* [What the task requires] Select the lines below containing the word "JSON".

──────── Input data

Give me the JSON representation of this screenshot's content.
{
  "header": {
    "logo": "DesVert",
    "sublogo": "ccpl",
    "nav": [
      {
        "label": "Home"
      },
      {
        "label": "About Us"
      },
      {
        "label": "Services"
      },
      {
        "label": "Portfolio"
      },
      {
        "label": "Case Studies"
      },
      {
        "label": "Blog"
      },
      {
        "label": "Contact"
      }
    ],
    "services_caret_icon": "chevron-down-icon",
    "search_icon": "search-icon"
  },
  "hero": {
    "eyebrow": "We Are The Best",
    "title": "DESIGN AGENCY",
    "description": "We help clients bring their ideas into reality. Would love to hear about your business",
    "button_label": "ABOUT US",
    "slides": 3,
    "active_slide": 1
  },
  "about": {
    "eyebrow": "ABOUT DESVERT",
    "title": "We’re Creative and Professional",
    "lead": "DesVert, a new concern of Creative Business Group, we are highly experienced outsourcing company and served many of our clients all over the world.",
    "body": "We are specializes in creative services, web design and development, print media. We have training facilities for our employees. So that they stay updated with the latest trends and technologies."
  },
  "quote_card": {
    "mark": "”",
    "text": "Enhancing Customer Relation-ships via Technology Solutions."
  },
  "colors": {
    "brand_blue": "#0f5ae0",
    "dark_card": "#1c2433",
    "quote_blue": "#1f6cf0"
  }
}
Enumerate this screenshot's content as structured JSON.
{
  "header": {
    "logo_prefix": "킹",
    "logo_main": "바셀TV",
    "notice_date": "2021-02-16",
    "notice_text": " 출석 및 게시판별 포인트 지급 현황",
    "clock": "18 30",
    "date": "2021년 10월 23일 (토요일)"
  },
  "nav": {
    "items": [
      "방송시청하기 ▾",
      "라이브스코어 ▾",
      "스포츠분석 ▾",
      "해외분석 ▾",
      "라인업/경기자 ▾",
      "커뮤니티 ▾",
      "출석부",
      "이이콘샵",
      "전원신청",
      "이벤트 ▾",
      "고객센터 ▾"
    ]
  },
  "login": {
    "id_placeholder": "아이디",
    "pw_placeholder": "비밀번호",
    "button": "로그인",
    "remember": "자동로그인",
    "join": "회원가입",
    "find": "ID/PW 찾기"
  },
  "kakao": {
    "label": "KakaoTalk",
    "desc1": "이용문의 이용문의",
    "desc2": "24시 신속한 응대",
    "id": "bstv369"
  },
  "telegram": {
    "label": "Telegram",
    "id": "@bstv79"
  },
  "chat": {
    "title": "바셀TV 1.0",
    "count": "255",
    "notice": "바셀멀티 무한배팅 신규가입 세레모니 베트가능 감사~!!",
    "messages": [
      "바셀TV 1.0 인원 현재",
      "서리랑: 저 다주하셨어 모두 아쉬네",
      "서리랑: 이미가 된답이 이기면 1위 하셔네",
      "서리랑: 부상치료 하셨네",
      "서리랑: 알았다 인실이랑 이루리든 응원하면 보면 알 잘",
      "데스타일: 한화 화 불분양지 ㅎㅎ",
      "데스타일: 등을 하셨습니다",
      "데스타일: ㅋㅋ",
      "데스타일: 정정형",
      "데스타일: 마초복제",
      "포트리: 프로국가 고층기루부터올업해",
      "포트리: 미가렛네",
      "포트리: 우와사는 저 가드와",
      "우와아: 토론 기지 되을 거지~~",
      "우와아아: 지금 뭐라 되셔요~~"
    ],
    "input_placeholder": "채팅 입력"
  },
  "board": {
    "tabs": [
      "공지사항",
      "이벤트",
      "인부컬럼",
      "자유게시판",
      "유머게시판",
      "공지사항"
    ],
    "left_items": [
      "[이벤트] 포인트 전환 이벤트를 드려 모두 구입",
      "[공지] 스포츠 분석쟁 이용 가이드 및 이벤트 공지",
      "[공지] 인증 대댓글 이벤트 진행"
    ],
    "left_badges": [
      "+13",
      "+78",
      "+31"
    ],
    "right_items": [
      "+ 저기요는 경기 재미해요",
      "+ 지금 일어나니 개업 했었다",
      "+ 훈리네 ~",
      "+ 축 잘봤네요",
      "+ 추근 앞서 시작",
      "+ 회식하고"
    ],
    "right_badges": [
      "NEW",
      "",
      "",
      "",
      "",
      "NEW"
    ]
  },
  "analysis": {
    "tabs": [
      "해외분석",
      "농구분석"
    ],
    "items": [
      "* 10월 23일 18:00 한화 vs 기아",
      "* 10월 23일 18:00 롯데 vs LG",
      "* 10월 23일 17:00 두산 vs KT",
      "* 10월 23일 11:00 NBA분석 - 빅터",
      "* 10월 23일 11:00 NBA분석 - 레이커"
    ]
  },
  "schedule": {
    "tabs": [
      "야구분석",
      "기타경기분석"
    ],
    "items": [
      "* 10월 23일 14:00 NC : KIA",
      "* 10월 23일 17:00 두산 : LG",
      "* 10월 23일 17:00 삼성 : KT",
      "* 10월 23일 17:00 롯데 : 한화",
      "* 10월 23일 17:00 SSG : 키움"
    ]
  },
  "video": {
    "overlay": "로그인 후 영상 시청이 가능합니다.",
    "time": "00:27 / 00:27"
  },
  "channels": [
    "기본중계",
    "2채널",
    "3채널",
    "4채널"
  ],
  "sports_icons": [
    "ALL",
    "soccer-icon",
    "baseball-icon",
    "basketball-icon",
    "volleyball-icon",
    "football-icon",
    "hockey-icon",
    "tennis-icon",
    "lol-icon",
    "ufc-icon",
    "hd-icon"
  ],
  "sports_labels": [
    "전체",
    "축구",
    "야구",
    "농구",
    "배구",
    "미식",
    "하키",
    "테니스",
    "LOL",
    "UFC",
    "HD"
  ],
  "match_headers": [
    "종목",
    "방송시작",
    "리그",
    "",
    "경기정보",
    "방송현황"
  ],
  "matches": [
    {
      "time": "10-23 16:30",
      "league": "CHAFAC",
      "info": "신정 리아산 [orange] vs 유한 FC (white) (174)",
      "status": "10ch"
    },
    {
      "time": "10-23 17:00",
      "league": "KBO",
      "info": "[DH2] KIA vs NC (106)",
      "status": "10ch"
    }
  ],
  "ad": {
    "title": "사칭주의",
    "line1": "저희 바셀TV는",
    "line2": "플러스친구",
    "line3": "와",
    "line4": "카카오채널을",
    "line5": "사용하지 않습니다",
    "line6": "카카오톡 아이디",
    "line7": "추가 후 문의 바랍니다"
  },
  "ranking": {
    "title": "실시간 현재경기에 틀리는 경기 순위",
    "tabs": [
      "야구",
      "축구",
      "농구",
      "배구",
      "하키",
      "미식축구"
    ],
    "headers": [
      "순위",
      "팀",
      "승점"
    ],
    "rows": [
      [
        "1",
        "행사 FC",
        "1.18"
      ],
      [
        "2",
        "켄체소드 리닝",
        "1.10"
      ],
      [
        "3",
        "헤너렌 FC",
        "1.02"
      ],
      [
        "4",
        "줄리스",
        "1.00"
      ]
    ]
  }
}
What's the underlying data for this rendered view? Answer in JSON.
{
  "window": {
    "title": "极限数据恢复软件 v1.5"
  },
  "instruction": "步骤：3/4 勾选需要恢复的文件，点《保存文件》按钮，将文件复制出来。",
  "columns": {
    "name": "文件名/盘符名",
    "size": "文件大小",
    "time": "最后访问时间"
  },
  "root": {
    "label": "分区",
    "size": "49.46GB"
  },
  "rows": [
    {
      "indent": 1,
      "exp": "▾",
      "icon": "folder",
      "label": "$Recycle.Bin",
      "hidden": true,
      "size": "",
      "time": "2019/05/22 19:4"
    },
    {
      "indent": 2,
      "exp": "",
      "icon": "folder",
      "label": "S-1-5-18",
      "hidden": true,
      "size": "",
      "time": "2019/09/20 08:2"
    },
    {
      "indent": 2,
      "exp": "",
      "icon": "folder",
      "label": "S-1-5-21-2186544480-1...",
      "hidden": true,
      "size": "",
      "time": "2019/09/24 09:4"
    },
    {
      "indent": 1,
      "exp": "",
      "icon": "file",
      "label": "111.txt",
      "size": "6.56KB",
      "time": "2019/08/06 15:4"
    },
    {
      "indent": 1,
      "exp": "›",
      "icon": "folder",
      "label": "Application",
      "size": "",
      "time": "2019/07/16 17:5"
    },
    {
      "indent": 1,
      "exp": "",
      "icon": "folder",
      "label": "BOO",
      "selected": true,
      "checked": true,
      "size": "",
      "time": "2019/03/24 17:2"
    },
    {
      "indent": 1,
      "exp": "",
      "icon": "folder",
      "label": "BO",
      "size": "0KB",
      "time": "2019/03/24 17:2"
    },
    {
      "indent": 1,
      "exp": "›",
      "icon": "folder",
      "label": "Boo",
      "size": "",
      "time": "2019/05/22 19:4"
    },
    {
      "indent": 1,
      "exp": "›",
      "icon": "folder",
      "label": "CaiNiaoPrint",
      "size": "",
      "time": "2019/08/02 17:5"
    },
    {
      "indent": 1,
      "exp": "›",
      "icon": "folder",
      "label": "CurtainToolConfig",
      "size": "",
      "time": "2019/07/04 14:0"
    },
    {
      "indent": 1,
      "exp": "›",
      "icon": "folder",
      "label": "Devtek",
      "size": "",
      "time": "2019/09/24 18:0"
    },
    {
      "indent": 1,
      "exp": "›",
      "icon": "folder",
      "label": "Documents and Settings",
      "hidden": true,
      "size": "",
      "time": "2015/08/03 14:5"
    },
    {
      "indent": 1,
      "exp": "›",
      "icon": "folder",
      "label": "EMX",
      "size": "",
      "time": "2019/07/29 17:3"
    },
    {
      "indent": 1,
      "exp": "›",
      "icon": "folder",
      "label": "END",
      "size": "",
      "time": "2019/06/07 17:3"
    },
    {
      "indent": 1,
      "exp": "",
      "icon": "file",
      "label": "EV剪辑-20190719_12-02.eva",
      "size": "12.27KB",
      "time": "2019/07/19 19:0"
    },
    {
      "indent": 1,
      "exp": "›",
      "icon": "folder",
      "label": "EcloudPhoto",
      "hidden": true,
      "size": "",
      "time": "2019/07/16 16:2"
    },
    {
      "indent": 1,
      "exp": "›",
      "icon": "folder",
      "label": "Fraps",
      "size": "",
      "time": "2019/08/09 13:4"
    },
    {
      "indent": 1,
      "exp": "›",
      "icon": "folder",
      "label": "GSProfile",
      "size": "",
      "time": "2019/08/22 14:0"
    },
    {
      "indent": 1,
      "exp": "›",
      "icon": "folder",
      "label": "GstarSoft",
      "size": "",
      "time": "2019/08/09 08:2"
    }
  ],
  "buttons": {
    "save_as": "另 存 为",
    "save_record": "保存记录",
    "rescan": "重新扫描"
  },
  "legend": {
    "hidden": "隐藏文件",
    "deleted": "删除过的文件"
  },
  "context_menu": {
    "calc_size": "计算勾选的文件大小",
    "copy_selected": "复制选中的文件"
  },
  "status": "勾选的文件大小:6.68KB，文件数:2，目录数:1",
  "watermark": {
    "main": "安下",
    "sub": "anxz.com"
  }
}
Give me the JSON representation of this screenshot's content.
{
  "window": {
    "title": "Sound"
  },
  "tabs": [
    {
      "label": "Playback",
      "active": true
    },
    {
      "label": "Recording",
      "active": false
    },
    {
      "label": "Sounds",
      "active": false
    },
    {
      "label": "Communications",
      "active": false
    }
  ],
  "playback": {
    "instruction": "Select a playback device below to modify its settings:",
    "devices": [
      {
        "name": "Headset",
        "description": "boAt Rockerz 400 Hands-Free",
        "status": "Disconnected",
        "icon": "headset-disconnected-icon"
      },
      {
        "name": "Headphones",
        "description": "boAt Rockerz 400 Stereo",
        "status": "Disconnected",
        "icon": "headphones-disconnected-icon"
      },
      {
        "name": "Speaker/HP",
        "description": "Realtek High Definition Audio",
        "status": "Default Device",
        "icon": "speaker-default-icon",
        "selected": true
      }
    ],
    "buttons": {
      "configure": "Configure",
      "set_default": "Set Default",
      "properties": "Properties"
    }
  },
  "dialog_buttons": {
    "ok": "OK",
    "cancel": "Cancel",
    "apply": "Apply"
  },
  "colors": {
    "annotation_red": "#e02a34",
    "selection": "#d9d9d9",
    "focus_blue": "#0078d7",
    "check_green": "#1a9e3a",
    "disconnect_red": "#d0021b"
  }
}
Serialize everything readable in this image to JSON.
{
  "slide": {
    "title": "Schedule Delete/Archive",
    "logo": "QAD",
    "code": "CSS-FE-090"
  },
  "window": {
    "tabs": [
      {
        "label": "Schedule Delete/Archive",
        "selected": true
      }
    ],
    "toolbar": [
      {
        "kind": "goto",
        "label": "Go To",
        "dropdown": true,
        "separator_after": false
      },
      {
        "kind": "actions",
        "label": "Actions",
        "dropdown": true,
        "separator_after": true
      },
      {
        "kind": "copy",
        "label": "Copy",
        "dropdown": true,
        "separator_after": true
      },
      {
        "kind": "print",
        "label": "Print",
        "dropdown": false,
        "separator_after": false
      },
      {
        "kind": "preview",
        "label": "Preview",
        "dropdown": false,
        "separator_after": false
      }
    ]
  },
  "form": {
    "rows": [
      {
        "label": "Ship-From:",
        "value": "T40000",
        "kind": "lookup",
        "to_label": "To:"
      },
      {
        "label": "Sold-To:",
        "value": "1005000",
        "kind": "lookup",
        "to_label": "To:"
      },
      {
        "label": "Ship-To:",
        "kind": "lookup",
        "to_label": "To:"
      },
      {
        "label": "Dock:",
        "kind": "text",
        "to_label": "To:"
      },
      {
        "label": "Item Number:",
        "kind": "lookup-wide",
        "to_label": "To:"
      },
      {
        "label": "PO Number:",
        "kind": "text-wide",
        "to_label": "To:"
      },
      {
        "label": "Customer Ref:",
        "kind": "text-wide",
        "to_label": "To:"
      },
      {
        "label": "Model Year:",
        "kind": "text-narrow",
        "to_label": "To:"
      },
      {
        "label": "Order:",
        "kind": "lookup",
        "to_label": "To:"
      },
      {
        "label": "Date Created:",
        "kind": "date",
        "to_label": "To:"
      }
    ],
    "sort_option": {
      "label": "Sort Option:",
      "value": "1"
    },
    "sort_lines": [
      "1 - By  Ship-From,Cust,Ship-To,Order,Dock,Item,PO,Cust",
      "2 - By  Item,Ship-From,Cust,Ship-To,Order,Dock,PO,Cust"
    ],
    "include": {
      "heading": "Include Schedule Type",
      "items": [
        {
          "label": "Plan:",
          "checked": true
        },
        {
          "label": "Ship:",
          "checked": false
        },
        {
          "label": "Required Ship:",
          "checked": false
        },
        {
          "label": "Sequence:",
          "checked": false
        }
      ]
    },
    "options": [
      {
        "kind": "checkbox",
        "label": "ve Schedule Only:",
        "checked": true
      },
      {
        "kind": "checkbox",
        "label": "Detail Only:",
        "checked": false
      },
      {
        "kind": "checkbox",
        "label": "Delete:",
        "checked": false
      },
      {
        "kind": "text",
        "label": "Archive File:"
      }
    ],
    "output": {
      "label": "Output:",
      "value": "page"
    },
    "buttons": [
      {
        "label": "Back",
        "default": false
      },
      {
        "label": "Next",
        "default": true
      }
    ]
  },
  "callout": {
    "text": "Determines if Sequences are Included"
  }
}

────────────────

* [Exercise solution]
Give me the JSON representation of this screenshot's content.
Enumerate this screenshot's content as structured JSON.
What's the underlying data for this rendered view? Answer in JSON.
Give me the JSON representation of this screenshot's content.
Serialize everything readable in this image to JSON.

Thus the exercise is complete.